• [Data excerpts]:
####################

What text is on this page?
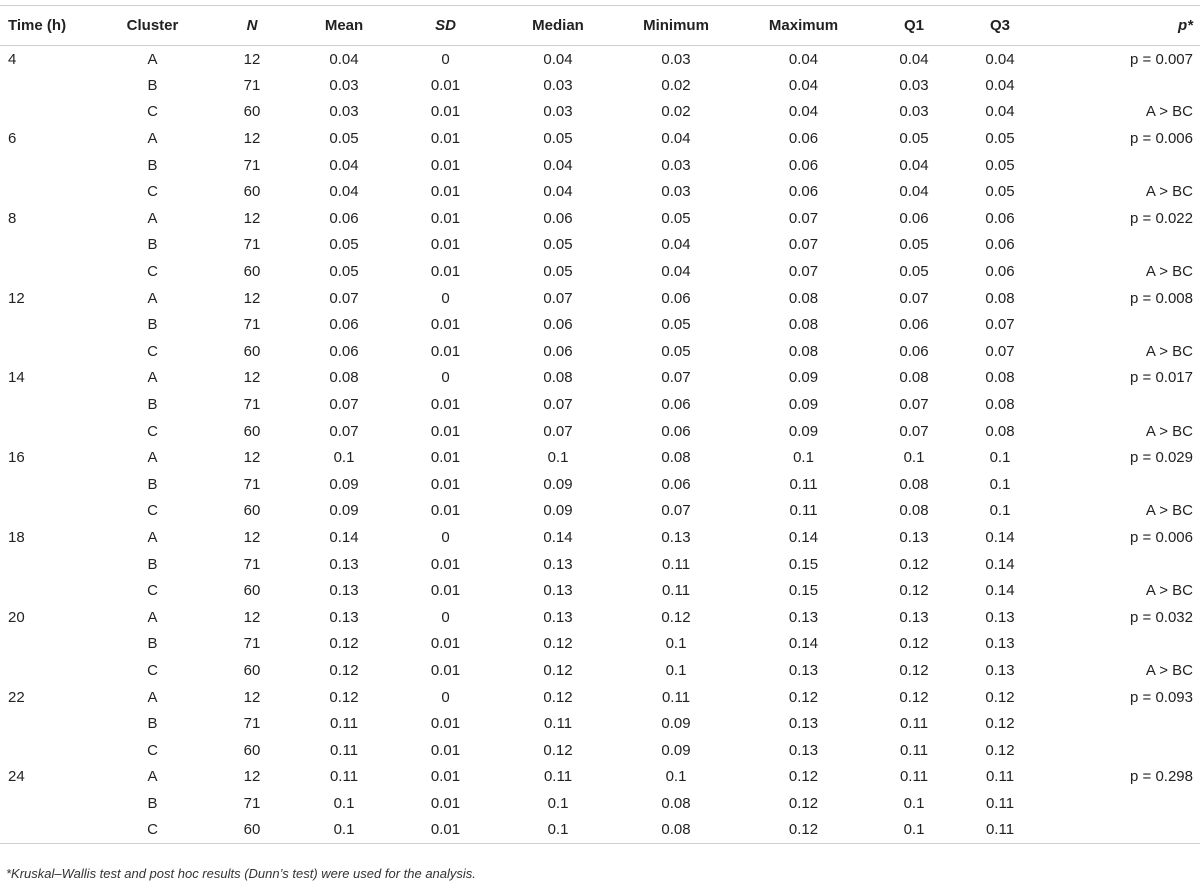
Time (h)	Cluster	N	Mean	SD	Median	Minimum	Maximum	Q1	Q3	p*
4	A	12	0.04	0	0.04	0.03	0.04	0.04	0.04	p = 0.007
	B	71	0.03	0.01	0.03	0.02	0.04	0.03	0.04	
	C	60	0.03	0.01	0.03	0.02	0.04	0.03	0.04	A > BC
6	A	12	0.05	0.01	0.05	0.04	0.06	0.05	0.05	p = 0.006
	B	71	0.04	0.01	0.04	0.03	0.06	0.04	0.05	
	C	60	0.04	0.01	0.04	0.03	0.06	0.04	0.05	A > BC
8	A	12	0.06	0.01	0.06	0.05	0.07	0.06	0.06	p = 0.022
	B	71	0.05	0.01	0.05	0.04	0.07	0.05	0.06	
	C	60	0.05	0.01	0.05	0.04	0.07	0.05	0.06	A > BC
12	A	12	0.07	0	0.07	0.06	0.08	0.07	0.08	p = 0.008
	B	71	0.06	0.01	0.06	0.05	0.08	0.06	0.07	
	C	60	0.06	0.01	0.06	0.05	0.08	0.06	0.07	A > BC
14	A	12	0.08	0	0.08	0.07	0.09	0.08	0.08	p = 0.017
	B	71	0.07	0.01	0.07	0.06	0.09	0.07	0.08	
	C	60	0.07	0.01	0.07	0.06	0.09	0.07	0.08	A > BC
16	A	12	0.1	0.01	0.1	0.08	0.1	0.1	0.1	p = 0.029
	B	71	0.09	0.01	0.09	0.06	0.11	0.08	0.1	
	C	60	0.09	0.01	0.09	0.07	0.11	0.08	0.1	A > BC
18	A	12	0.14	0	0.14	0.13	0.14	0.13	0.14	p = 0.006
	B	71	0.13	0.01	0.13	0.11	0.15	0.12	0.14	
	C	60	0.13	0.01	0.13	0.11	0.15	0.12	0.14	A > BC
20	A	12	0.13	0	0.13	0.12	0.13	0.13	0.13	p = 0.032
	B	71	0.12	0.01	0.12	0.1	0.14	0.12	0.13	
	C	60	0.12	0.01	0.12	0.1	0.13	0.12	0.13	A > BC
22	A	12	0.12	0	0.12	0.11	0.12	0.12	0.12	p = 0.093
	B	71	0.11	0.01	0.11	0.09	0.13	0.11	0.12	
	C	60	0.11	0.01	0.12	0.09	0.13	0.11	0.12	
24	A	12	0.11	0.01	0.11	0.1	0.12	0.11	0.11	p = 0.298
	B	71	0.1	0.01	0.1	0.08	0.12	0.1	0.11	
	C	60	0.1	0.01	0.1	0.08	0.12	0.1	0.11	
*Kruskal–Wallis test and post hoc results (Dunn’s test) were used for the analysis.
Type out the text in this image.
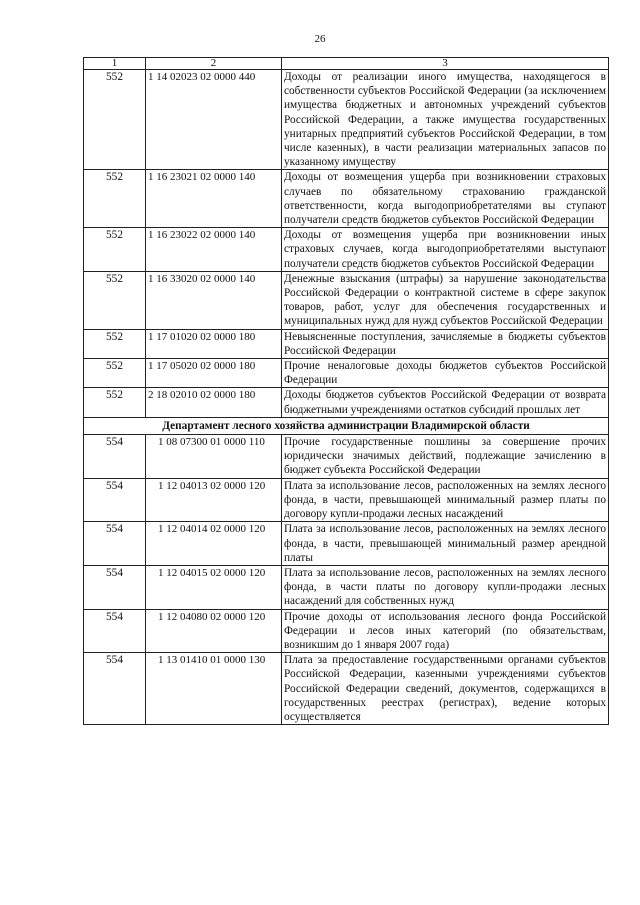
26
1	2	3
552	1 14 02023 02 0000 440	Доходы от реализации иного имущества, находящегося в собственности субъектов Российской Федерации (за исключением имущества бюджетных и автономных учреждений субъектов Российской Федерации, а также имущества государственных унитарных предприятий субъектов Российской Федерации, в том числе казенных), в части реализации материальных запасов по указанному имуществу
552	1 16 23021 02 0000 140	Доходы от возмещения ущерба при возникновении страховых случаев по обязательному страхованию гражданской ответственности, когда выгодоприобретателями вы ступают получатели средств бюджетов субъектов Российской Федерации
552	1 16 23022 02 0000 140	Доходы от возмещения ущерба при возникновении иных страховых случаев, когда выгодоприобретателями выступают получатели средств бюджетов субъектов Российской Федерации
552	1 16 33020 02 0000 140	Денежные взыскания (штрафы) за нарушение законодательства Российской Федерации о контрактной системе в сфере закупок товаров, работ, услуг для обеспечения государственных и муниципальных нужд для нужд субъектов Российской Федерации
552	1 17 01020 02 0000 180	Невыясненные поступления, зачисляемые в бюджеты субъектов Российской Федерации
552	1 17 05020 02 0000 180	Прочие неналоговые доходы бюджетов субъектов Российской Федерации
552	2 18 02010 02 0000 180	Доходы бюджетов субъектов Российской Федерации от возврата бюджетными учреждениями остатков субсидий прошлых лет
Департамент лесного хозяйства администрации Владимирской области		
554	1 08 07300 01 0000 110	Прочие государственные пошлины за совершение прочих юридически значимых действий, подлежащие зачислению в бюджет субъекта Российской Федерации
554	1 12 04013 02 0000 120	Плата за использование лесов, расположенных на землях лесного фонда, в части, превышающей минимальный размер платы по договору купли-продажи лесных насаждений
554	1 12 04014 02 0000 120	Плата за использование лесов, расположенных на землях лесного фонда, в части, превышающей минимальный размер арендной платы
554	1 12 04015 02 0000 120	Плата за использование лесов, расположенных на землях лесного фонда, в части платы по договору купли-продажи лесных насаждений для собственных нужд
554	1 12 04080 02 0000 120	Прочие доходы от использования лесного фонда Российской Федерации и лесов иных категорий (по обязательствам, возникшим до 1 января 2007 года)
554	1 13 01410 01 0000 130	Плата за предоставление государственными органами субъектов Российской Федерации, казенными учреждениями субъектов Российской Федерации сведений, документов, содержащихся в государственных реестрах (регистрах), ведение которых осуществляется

####################

• [The problem]: In the entries above, locate every line with the word "договору" and copy it.

• [Written answer]:
554	1 12 04013 02 0000 120	Плата за использование лесов, расположенных на землях лесного фонда, в части, превышающей минимальный размер платы по договору купли-продажи лесных насаждений
554	1 12 04015 02 0000 120	Плата за использование лесов, расположенных на землях лесного фонда, в части платы по договору купли-продажи лесных насаждений для собственных нужд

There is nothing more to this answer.